**Goal:**
From the data that follows, copy every line holding the string "trajectory".

**Task material:**

────────

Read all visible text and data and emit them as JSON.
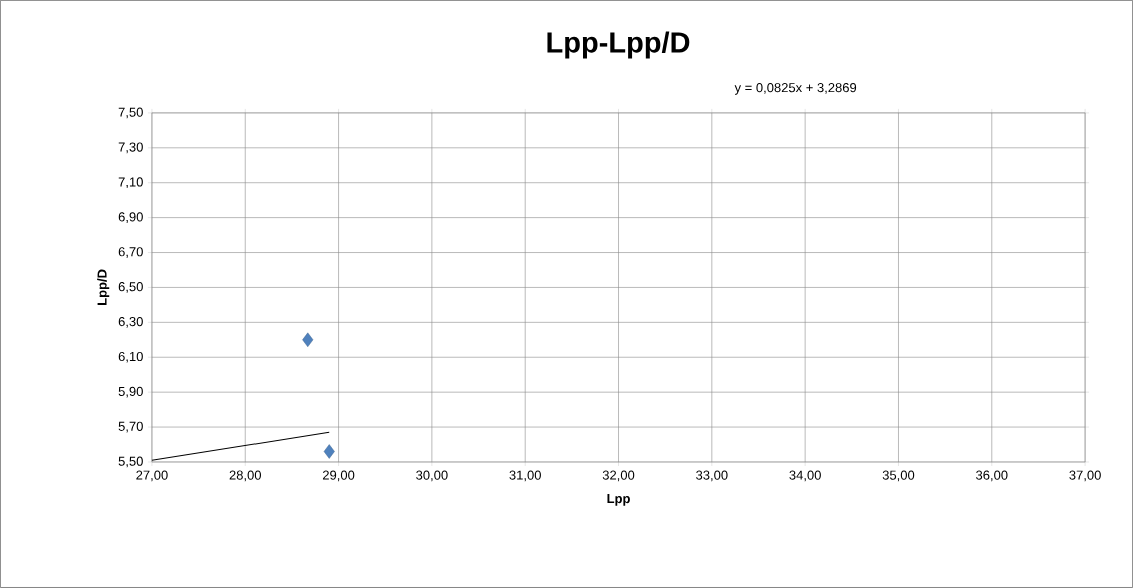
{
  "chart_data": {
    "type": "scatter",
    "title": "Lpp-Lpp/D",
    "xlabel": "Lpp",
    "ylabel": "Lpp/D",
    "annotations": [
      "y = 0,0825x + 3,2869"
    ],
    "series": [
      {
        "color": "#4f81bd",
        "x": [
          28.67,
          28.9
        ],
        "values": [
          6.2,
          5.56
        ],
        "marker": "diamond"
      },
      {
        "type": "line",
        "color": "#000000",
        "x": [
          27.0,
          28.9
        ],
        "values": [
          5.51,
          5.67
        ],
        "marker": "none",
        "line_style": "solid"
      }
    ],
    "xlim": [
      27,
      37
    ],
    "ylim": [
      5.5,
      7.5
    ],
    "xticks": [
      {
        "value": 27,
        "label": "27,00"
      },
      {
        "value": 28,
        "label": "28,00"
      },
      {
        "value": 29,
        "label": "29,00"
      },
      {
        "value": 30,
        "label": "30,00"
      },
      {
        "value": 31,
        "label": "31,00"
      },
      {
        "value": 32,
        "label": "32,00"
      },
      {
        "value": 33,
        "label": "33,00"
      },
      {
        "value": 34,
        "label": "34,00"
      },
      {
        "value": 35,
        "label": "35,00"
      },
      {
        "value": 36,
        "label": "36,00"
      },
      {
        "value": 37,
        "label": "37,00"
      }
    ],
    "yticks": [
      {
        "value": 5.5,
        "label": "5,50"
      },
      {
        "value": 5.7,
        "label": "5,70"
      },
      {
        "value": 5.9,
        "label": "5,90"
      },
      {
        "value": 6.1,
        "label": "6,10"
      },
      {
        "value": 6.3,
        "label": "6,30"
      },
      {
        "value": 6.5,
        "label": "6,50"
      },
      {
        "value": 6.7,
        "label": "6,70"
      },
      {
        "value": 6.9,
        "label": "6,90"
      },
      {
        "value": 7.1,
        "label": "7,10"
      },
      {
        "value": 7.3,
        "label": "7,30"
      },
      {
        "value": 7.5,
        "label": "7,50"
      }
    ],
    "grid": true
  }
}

────────

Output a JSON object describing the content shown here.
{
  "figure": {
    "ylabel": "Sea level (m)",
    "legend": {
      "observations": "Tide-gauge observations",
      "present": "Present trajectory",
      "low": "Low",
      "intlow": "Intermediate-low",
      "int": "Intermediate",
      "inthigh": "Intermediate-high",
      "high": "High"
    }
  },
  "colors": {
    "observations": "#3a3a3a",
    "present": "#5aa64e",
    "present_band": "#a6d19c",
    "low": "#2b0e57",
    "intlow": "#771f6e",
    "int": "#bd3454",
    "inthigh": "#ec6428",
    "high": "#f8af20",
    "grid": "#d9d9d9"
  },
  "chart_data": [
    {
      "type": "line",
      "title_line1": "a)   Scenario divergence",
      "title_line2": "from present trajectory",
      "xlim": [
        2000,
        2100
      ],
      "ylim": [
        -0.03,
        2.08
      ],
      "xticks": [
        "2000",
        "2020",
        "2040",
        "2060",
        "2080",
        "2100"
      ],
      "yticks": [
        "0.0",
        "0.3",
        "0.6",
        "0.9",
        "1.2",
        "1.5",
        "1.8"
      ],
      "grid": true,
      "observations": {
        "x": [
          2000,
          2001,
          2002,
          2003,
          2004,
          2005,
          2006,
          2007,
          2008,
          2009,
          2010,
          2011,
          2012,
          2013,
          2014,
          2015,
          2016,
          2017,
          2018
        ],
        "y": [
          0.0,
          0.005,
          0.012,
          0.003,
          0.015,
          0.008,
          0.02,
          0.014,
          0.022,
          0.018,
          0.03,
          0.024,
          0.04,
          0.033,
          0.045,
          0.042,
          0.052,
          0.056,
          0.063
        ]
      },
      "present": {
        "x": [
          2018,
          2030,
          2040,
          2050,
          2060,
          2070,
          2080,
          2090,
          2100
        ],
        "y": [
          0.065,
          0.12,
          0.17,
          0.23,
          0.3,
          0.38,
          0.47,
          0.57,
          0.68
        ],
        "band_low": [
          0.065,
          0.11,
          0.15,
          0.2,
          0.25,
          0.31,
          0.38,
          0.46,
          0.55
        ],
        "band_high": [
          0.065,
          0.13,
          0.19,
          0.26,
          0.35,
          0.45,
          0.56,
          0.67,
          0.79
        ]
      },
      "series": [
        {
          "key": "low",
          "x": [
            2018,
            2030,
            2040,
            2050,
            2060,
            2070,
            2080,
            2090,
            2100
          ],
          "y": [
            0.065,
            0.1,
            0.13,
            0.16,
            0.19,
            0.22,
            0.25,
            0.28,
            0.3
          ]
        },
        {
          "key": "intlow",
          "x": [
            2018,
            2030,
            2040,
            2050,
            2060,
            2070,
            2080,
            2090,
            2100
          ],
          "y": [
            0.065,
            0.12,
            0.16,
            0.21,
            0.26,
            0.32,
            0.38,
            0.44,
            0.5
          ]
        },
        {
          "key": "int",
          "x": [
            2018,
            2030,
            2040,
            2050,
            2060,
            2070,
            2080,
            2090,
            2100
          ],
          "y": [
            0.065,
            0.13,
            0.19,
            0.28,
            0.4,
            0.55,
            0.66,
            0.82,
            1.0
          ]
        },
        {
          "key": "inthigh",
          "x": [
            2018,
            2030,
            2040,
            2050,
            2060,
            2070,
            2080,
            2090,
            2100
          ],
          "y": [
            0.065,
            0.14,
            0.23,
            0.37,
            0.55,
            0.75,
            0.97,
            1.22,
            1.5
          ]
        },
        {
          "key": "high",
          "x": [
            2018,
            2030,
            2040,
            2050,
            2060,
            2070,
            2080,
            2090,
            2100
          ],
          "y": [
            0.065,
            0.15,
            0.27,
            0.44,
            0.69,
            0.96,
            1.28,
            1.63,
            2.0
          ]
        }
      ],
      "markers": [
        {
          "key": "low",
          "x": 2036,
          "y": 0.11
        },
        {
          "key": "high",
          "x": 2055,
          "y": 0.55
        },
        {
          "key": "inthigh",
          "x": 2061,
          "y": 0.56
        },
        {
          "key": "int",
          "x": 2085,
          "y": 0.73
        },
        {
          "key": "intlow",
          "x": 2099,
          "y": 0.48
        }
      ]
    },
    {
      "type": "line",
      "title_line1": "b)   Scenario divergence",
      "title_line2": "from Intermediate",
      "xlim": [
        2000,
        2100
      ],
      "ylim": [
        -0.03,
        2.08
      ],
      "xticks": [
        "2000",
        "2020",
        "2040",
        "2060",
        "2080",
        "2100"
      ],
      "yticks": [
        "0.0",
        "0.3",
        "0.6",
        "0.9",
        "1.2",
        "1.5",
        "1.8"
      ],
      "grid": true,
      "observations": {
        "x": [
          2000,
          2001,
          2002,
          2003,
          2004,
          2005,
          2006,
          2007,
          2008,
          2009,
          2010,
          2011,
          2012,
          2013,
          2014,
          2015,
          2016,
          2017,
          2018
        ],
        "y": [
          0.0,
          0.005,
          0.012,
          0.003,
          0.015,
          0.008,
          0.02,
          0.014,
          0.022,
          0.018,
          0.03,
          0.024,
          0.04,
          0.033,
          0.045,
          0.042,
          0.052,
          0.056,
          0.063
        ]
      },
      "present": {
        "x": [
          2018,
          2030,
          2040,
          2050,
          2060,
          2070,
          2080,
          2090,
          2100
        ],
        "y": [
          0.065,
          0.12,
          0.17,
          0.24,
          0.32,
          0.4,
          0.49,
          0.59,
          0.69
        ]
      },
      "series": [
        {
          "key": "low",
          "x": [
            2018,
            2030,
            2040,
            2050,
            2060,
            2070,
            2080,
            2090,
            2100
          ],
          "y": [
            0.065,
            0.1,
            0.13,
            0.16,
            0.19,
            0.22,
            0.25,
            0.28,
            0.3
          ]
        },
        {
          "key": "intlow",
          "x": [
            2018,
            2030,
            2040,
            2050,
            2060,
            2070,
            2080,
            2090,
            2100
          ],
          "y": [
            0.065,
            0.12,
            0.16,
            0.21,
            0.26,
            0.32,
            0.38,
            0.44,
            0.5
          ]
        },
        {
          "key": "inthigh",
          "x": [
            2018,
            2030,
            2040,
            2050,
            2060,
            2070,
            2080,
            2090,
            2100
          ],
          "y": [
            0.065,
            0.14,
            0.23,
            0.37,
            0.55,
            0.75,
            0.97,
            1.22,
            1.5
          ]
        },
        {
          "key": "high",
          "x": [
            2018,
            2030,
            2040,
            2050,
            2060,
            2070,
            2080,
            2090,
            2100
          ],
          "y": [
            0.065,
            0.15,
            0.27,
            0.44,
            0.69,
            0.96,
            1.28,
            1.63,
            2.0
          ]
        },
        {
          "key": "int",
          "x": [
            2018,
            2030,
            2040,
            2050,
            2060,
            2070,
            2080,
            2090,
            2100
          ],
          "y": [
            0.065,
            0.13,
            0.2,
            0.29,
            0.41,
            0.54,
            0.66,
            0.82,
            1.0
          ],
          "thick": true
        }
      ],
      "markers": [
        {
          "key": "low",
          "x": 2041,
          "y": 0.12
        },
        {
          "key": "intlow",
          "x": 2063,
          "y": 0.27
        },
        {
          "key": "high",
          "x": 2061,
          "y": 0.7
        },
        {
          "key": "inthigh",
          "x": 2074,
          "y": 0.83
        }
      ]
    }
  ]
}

────────

**Exercise solution:**
      "present": "Present trajectory",
      "title_line2": "from present trajectory",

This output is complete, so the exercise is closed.